• **SUPPLIED DATA**:
────────

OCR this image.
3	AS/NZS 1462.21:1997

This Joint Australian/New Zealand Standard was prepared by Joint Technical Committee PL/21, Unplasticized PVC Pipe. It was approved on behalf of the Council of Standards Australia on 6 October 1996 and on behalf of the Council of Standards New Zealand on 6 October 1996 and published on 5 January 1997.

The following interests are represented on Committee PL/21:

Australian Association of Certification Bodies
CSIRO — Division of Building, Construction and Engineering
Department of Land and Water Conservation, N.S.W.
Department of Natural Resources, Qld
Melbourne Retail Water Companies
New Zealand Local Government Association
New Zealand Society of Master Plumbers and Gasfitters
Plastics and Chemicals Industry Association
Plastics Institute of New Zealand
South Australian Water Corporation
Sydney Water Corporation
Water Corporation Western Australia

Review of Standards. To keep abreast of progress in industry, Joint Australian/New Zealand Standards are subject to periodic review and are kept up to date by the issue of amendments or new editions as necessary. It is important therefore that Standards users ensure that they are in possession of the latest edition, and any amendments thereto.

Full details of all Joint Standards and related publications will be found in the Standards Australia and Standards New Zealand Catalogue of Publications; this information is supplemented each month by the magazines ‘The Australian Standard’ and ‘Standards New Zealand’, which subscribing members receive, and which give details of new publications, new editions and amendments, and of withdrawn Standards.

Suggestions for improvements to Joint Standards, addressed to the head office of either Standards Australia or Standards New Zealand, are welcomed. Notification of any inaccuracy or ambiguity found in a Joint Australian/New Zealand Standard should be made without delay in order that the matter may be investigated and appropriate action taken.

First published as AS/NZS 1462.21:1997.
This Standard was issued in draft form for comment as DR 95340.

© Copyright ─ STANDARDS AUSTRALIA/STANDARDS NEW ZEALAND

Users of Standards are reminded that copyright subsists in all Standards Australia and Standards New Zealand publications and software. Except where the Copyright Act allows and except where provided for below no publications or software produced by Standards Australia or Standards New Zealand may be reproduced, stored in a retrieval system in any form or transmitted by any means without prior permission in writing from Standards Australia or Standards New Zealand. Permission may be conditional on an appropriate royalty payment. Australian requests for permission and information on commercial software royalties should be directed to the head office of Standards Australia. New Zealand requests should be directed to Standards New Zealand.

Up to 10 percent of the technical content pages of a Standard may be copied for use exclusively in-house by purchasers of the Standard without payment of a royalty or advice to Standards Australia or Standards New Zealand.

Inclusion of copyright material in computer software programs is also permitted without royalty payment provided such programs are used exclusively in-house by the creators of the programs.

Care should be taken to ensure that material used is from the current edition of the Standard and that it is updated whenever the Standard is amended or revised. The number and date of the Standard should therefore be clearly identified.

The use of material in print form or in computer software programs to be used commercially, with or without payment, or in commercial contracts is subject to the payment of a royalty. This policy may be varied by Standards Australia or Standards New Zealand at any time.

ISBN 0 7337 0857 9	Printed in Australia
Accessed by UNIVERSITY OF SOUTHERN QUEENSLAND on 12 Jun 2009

────────

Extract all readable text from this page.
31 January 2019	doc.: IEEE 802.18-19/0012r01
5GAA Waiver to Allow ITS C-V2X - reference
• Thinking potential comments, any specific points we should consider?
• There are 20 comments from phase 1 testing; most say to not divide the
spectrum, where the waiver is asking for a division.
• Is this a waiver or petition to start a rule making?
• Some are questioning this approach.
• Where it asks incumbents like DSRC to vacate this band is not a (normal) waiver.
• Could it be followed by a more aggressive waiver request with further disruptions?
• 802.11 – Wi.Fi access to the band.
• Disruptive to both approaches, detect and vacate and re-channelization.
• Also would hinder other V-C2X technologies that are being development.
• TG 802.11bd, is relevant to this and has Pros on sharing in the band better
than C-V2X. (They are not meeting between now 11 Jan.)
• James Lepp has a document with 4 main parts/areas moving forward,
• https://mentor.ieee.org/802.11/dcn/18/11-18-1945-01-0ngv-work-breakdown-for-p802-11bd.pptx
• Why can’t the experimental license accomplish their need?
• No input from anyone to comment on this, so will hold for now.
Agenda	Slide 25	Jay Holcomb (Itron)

────────

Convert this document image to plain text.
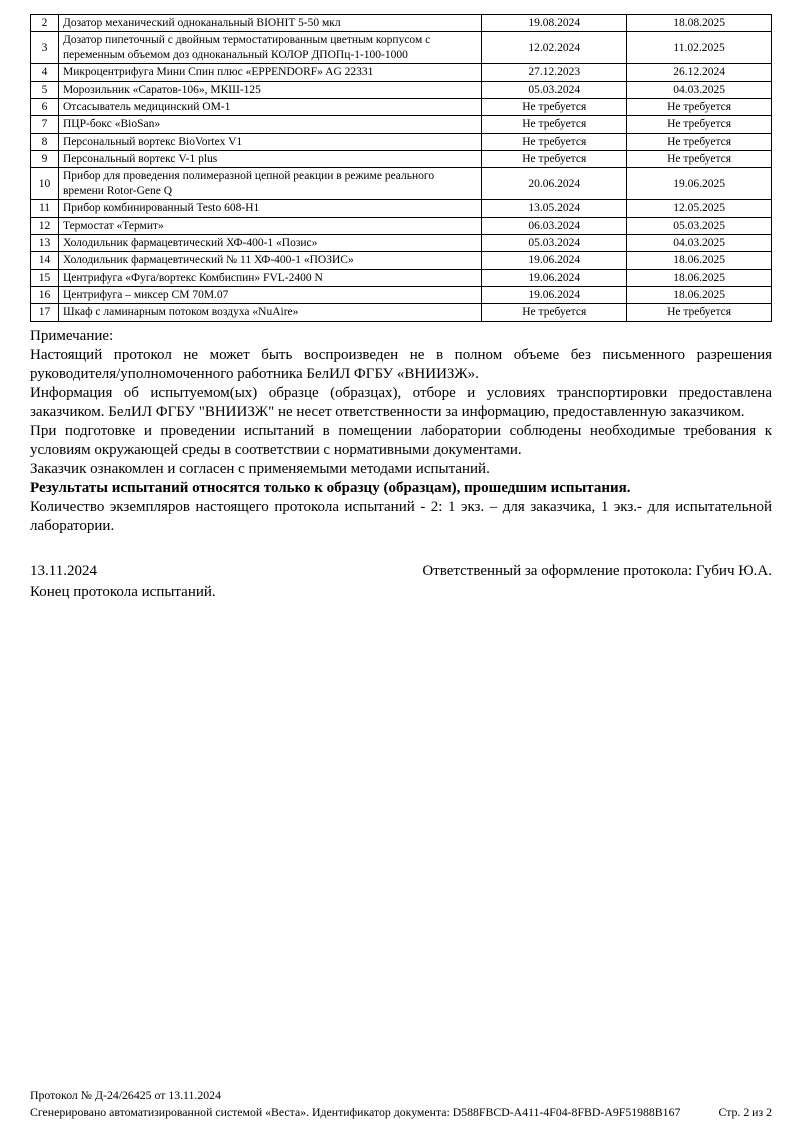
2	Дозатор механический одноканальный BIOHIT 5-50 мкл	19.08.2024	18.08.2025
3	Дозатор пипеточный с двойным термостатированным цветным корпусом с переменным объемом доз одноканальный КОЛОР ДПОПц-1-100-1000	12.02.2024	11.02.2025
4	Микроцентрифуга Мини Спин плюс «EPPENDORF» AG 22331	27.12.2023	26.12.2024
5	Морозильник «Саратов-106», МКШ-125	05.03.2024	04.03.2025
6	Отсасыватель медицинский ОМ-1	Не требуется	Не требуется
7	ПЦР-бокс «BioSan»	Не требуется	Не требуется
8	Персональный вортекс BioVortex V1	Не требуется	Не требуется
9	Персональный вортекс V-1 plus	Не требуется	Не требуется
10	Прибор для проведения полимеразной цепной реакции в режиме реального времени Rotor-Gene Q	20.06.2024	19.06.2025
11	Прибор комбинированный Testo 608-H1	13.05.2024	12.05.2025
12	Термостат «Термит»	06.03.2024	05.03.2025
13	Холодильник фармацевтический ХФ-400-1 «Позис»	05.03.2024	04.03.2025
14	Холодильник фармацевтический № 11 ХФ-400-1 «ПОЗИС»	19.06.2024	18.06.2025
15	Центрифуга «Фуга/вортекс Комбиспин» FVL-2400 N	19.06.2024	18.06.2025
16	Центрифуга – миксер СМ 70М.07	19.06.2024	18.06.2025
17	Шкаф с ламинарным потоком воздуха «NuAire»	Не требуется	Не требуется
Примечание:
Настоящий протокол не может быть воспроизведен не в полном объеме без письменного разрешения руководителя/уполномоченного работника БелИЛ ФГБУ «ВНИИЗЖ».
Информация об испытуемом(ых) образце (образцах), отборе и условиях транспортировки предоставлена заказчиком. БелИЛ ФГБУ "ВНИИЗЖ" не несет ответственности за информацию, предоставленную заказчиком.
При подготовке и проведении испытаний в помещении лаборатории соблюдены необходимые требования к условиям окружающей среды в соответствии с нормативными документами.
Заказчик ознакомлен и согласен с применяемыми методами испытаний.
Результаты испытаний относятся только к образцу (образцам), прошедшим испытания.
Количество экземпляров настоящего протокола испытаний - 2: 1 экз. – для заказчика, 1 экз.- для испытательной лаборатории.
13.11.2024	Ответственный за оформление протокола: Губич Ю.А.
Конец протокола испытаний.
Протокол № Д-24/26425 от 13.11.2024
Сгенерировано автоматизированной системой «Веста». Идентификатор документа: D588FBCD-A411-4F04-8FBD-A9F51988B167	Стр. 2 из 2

────────

• **AIM OF THE EXERCISE**: Scan the material for lines with the word "протокола", and copy each line you find.

• **IN RESPONSE**:
Количество экземпляров настоящего протокола испытаний - 2: 1 экз. – для заказчика, 1 экз.- для испытательной лаборатории.
13.11.2024	Ответственный за оформление протокола: Губич Ю.А.
Конец протокола испытаний.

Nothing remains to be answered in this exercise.